§ **EXERCISE GOAL**
Look through the entries and report how many lines include the word "otsu". Give the number alone.

>> START SUPPLIED ENTRIES

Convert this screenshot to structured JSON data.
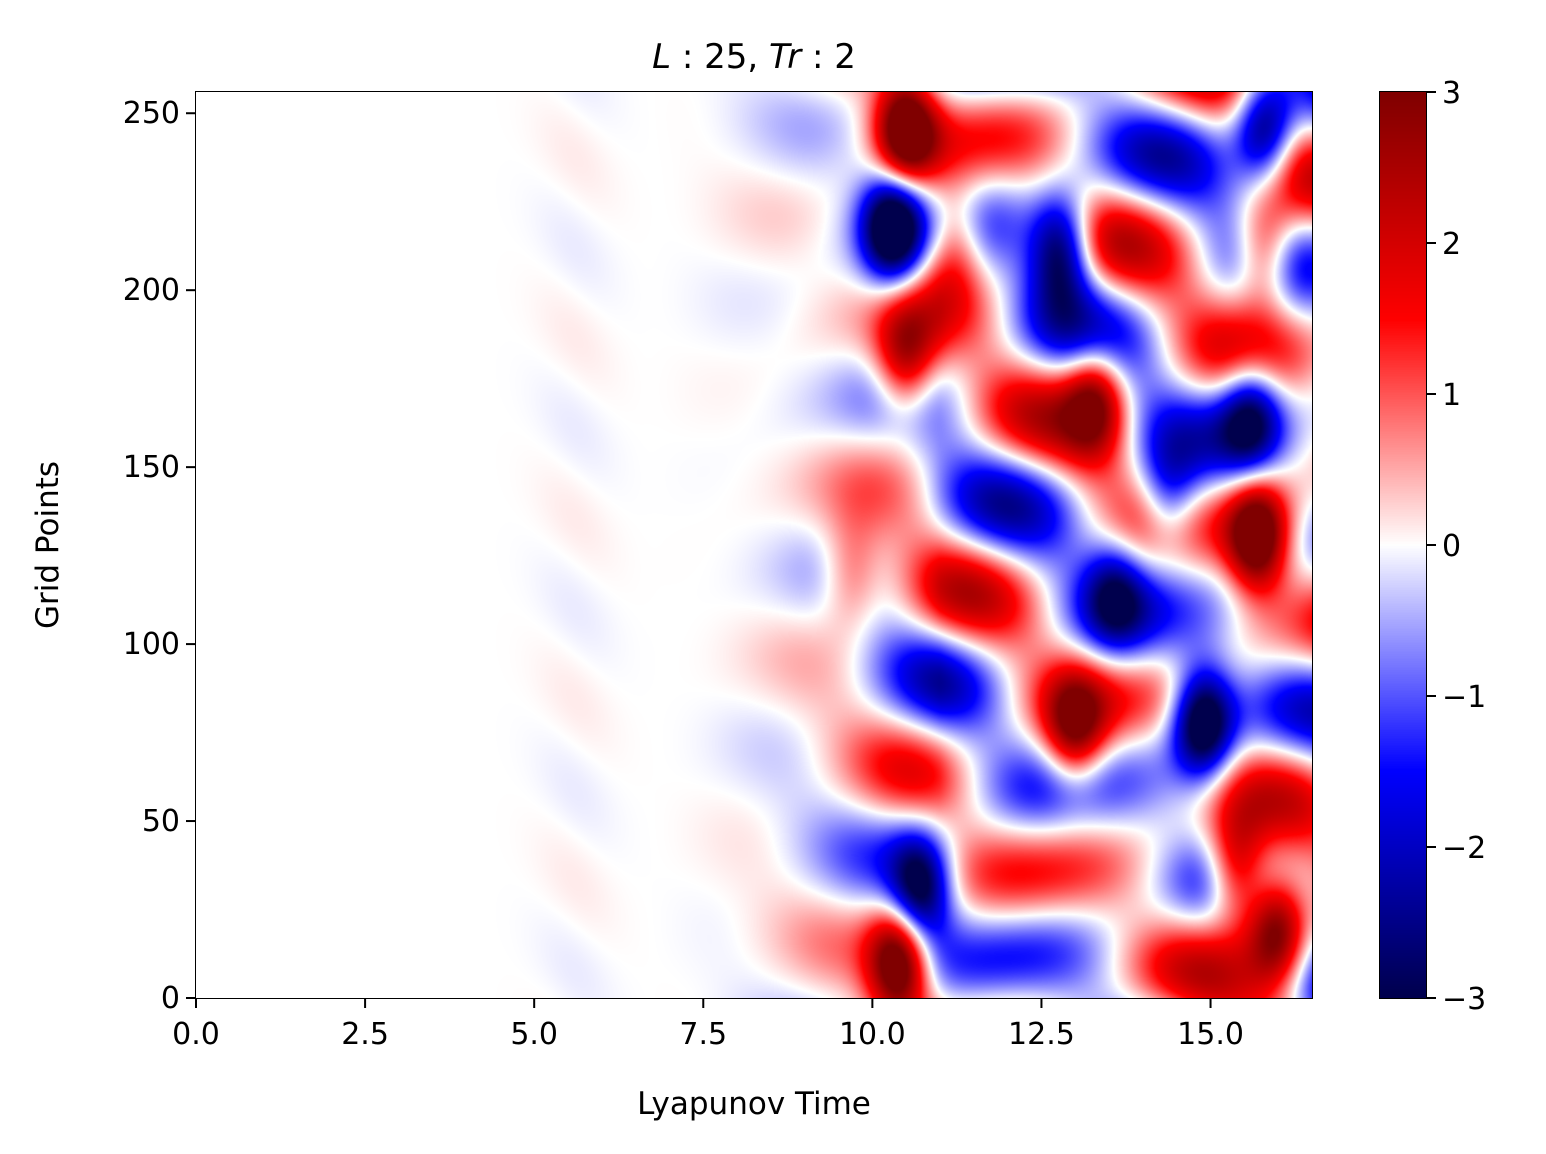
{
  "chart_data": {
    "type": "heatmap",
    "title_parts": {
      "a": "L",
      "b": " : 25, ",
      "c": "Tr",
      "d": " : 2"
    },
    "xlabel": "Lyapunov Time",
    "ylabel": "Grid Points",
    "xlim": [
      0,
      16.5
    ],
    "ylim": [
      0,
      256
    ],
    "xticks": [
      0.0,
      2.5,
      5.0,
      7.5,
      10.0,
      12.5,
      15.0
    ],
    "xtick_labels": [
      "0.0",
      "2.5",
      "5.0",
      "7.5",
      "10.0",
      "12.5",
      "15.0"
    ],
    "yticks": [
      0,
      50,
      100,
      150,
      200,
      250
    ],
    "ytick_labels": [
      "0",
      "50",
      "100",
      "150",
      "200",
      "250"
    ],
    "colorbar": {
      "range": [
        -3,
        3
      ],
      "ticks": [
        -3,
        -2,
        -1,
        0,
        1,
        2,
        3
      ],
      "tick_labels": [
        "−3",
        "−2",
        "−1",
        "0",
        "1",
        "2",
        "3"
      ],
      "colormap": "seismic",
      "colors": [
        "#00004d",
        "#0000ff",
        "#ffffff",
        "#ff0000",
        "#800000"
      ]
    },
    "features": [
      {
        "x": 10.5,
        "y": 245,
        "value": 3.0
      },
      {
        "x": 10.3,
        "y": 218,
        "value": -3.0
      },
      {
        "x": 11.2,
        "y": 215,
        "value": 1.5
      },
      {
        "x": 10.5,
        "y": 180,
        "value": 2.0
      },
      {
        "x": 12.8,
        "y": 212,
        "value": -2.5
      },
      {
        "x": 13.3,
        "y": 170,
        "value": 2.0
      },
      {
        "x": 13.0,
        "y": 75,
        "value": 2.0
      },
      {
        "x": 14.9,
        "y": 78,
        "value": -3.0
      },
      {
        "x": 15.7,
        "y": 130,
        "value": 3.0
      },
      {
        "x": 15.4,
        "y": 35,
        "value": 2.5
      },
      {
        "x": 16.0,
        "y": 20,
        "value": 3.0
      },
      {
        "x": 15.8,
        "y": 245,
        "value": -2.5
      },
      {
        "x": 15.8,
        "y": 210,
        "value": 2.0
      },
      {
        "x": 15.6,
        "y": 165,
        "value": -2.0
      },
      {
        "x": 14.4,
        "y": 140,
        "value": -1.5
      },
      {
        "x": 10.4,
        "y": 10,
        "value": 3.0
      },
      {
        "x": 10.7,
        "y": 30,
        "value": -2.5
      },
      {
        "x": 9.7,
        "y": 120,
        "value": 1.0
      },
      {
        "x": 13.6,
        "y": 115,
        "value": -1.5
      }
    ]
  }
}
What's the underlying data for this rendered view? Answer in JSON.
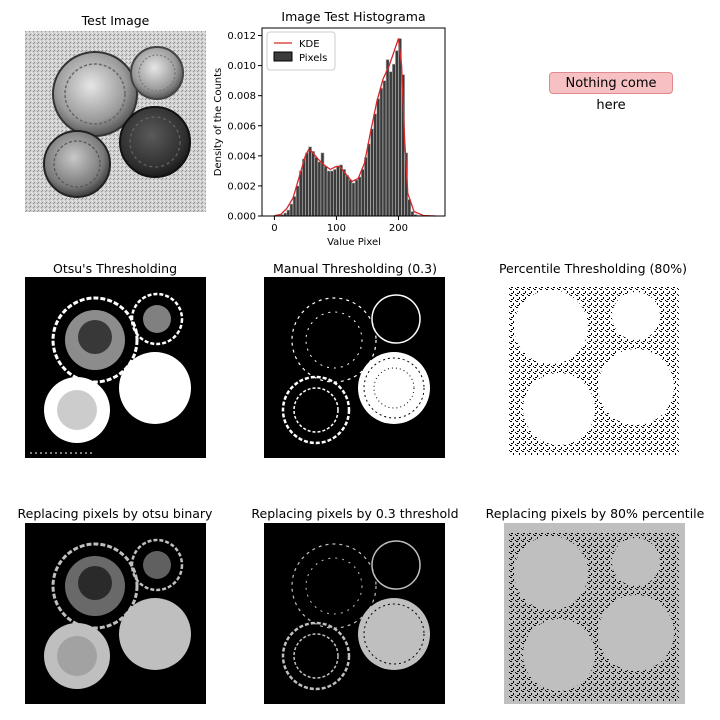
{
  "panels": {
    "test_image": "Test Image",
    "otsu": "Otsu's Thresholding",
    "manual": "Manual Thresholding (0.3)",
    "percentile": "Percentile Thresholding (80%)",
    "replace_otsu": "Replacing  pixels by otsu binary",
    "replace_manual": "Replacing  pixels by 0.3 threshold",
    "replace_percentile": "Replacing  pixels by 80% percentile"
  },
  "placeholder_text": "Nothing come here",
  "colors": {
    "kde": "#d62728",
    "bar_face": "#3b3b3b",
    "bar_edge": "#bfbfbf",
    "replace_gray": "#bfbfbf",
    "note_bg": "#f7c1c4"
  },
  "chart_data": {
    "type": "bar",
    "title": "Image Test Histograma",
    "xlabel": "Value Pixel",
    "ylabel": "Density of the Counts",
    "xlim": [
      -20,
      275
    ],
    "ylim": [
      0,
      0.0125
    ],
    "xticks": [
      0,
      100,
      200
    ],
    "yticks": [
      0.0,
      0.002,
      0.004,
      0.006,
      0.008,
      0.01,
      0.012
    ],
    "ytick_labels": [
      "0.000",
      "0.002",
      "0.004",
      "0.006",
      "0.008",
      "0.010",
      "0.012"
    ],
    "legend": {
      "position": "top-left",
      "entries": [
        "KDE",
        "Pixels"
      ]
    },
    "bin_width": 5,
    "bins": [
      5,
      10,
      15,
      20,
      25,
      30,
      35,
      40,
      45,
      50,
      55,
      60,
      65,
      70,
      75,
      80,
      85,
      90,
      95,
      100,
      105,
      110,
      115,
      120,
      125,
      130,
      135,
      140,
      145,
      150,
      155,
      160,
      165,
      170,
      175,
      180,
      185,
      190,
      195,
      200,
      205,
      210,
      215,
      220,
      225,
      230,
      235,
      240,
      245,
      250
    ],
    "values": [
      5e-05,
      0.0001,
      0.0002,
      0.0004,
      0.0008,
      0.0013,
      0.002,
      0.003,
      0.0038,
      0.0042,
      0.0046,
      0.0043,
      0.0039,
      0.0036,
      0.0042,
      0.0033,
      0.003,
      0.003,
      0.0031,
      0.0033,
      0.0034,
      0.0031,
      0.0027,
      0.0024,
      0.0022,
      0.0024,
      0.0026,
      0.0031,
      0.0039,
      0.0048,
      0.0058,
      0.0068,
      0.0078,
      0.0085,
      0.009,
      0.0104,
      0.0096,
      0.0101,
      0.011,
      0.0118,
      0.0094,
      0.0042,
      0.0011,
      0.0003,
      0.0001,
      5e-05,
      0,
      0,
      0,
      0
    ],
    "kde": [
      [
        0,
        2e-05
      ],
      [
        10,
        0.0001
      ],
      [
        20,
        0.0005
      ],
      [
        30,
        0.0012
      ],
      [
        40,
        0.0026
      ],
      [
        50,
        0.004
      ],
      [
        55,
        0.0044
      ],
      [
        60,
        0.0043
      ],
      [
        70,
        0.0038
      ],
      [
        80,
        0.0034
      ],
      [
        90,
        0.0031
      ],
      [
        100,
        0.0033
      ],
      [
        105,
        0.0033
      ],
      [
        115,
        0.0028
      ],
      [
        125,
        0.0023
      ],
      [
        135,
        0.0025
      ],
      [
        145,
        0.0035
      ],
      [
        155,
        0.0056
      ],
      [
        165,
        0.0076
      ],
      [
        175,
        0.0091
      ],
      [
        185,
        0.01
      ],
      [
        195,
        0.0112
      ],
      [
        200,
        0.0118
      ],
      [
        205,
        0.01
      ],
      [
        210,
        0.005
      ],
      [
        215,
        0.0015
      ],
      [
        225,
        0.0003
      ],
      [
        240,
        3e-05
      ],
      [
        260,
        0
      ]
    ]
  }
}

>> END SUPPLIED ENTRIES

§ **REPLY TO THE EXERCISE**
2